Source text:

SQL Server offers two native data types for storing date and time data: datetime and smalldatetime. Both store the date and time together, with datetime offering more range and precision than smalldatetime. Table 1, compares these two data types.

Because SQL Server stores date and time information together, working with date and time data—even with the help of built-in T-SQL conversion functions—is challenging. Storing date and time information in the same column means you have to parse the date information if you want to separate it into individual elements for data input, date math, or data retrieval.

T-SQL was designed as a data-manipulation language and doesn't have rich formatting capabilities. Ideally, you should handle date formatting at the client. For example, SQL Server 2005's common language runtime (CLR) integration lets you build solutions that use client APIs and Microsoft .NET programming languages, which have simple, functional tools for such tasks. But if your organization is one of the many still running SQL Server 2000, you can use T-SQL to build a flexible, reusable solution for converting date/time data into the various formats you need. Let's briefly look at some date/time-conversion examples, then see how you can auto-mate such conversions by building an extensible, data-driven utility based on a table and a simple stored procedure.

Given instruction 1:
Answer these questions from the passage on SQL Server date and time data:
(a) Which two native data types does SQL Server offer for storing date and time data?
(b) Where should date formatting ideally be handled?
(c) On what two things will the extensible, data-driven utility be based?
Given instruction 2: Continue the passage on SQL Server date and time data from the point where it ends.

(A run of items)
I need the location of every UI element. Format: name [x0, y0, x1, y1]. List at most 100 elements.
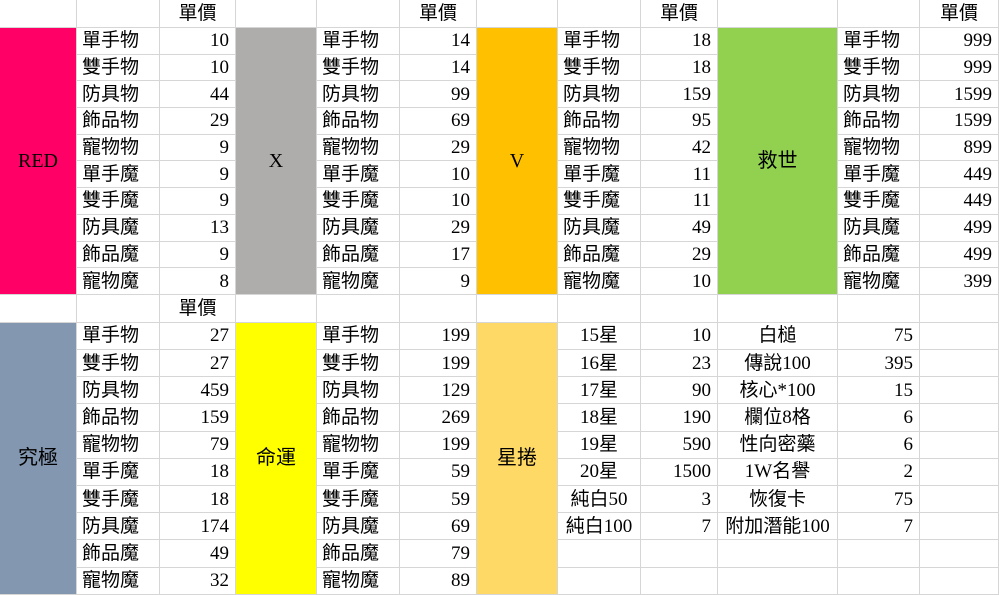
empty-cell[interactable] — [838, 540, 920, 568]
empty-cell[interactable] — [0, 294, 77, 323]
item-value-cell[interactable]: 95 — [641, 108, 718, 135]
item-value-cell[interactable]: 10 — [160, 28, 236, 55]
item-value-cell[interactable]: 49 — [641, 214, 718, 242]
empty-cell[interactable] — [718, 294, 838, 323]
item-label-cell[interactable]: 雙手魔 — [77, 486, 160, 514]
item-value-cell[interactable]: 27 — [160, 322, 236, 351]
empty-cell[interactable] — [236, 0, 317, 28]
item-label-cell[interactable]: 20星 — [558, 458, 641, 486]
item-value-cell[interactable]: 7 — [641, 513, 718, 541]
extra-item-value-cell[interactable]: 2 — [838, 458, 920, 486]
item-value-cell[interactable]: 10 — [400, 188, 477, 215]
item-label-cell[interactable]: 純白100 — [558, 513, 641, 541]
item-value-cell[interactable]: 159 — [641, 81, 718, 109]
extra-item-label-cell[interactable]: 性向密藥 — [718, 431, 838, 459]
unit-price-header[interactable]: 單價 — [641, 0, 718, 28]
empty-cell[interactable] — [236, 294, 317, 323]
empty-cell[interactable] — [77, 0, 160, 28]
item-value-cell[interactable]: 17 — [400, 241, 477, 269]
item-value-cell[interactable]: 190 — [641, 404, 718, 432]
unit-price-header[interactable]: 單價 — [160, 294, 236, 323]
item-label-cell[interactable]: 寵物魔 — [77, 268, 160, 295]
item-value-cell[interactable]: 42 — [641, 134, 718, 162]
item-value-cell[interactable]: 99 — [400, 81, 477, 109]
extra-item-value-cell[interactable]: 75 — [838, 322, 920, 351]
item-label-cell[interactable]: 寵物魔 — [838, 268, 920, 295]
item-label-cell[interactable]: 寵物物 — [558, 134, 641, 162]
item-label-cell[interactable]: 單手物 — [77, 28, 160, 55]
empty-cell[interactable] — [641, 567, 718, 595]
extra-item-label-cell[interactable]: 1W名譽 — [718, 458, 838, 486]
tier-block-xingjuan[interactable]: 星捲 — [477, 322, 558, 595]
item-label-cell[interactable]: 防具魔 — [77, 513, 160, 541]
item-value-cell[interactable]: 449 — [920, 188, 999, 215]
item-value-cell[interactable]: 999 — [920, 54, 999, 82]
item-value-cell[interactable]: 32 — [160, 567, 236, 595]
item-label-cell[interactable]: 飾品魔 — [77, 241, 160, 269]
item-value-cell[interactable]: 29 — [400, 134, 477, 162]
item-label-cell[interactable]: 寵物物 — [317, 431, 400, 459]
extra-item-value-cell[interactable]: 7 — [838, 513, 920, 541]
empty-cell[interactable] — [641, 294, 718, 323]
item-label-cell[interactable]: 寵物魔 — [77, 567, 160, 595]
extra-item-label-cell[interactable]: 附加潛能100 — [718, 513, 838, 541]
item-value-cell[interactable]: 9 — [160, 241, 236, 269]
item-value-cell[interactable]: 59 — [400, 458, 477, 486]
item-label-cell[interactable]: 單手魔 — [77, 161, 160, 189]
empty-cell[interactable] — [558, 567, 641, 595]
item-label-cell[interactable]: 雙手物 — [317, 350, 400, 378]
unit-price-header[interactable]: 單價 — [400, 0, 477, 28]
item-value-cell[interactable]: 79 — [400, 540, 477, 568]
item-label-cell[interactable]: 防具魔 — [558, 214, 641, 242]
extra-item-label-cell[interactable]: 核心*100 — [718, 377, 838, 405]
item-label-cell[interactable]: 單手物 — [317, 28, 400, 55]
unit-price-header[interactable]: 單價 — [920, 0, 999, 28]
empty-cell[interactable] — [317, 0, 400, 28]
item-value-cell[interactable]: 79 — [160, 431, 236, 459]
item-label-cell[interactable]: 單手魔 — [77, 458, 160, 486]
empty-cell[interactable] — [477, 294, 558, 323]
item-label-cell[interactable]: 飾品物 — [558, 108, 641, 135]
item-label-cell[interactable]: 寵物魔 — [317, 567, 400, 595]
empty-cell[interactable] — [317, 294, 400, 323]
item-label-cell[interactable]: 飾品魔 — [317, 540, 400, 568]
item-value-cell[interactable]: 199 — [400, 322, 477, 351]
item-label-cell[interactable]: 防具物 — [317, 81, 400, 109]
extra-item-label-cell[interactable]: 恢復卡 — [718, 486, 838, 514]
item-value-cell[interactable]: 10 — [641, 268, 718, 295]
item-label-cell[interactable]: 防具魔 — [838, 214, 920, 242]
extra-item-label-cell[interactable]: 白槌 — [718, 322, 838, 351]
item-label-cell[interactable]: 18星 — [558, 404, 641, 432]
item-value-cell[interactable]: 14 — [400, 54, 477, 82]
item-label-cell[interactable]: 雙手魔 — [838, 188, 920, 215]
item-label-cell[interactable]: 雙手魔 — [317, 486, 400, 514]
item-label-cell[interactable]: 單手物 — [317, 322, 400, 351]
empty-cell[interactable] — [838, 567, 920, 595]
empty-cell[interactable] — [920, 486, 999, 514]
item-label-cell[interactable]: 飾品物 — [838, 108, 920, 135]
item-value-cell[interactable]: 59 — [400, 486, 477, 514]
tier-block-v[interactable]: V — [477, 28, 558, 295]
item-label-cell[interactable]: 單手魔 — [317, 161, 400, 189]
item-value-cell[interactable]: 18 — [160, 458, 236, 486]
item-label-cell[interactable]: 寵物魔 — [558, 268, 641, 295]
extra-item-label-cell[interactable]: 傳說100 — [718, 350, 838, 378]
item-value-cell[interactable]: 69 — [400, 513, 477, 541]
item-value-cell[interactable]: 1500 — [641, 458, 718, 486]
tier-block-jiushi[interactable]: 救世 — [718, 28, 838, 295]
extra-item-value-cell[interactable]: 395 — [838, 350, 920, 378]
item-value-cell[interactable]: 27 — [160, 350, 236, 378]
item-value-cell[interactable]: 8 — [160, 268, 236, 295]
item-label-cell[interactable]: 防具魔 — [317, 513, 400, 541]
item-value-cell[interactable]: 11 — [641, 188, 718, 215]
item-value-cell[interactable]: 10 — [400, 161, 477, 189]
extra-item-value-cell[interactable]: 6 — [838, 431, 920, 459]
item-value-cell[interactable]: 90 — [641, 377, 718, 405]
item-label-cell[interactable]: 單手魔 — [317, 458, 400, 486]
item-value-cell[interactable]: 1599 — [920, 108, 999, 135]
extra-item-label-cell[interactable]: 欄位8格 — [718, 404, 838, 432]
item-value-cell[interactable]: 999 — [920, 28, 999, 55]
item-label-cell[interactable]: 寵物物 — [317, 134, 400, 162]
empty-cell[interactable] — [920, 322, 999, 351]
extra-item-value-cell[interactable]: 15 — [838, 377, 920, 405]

Exercise result 1:
(a) datetime and smalldatetime
(b) At the client
(c) A table and a simple stored procedure

Exercise result 2:
User-Friendly Conversions
Suppose you want to display the date 06/01/2007 as the nicely formatted string Friday, June 1, 2007. You would start with a date/time pair that looks like one of the following:

Datetime:

2007-06-01 00:00:00.000

Smalldatetime:

2007-06-01 00:00:00

These data types are accurate and precise but not very user friendly. To complicate matters, SQL Server doesn't offer a formatting function that will produce the desired result. Instead, you need to construct a concatenated expression, such as the one that Listing 1 shows. If you run this code in Query Analyzer (assuming the login language is us_english), you'll get the output you're looking for: Friday, June 1, 2007.

Now let's say you want to find out how many hours, minutes, and seconds have passed between two specified dates. If you aren't fussy about the output, you could get the results through a single expression that uses T-SQL's CONVERT() function, as the code in Listing 2 shows. This example returns the time difference as 18:30:00—a result that might be a little cryptic to users. Moreover, unless you have a photographic memory, every time you use the CONVERT() function, you'll need to look up the style code that produces the correctly formatted output. In Listing 2, style code 108 tells the function to return the results in hh:mm:ss format. To get more userfriendly output, you can expand on the CONVERT() function's results, using the SUBSTRING() function to concatenate the words Hours, Minutes, and Seconds to their respective time elements, as Listing 3 shows. This code returns the result as 18 Hours 30 Minutes 00 Seconds.

Writing this type of code once or twice might be mildly entertaining, but after the umpteenth conversion routine, you start to wonder whether there's an easier way to manage date formatting than writing custom routines and memorizing style codes. The solution needs to be reusable, data-driven, and easy to use.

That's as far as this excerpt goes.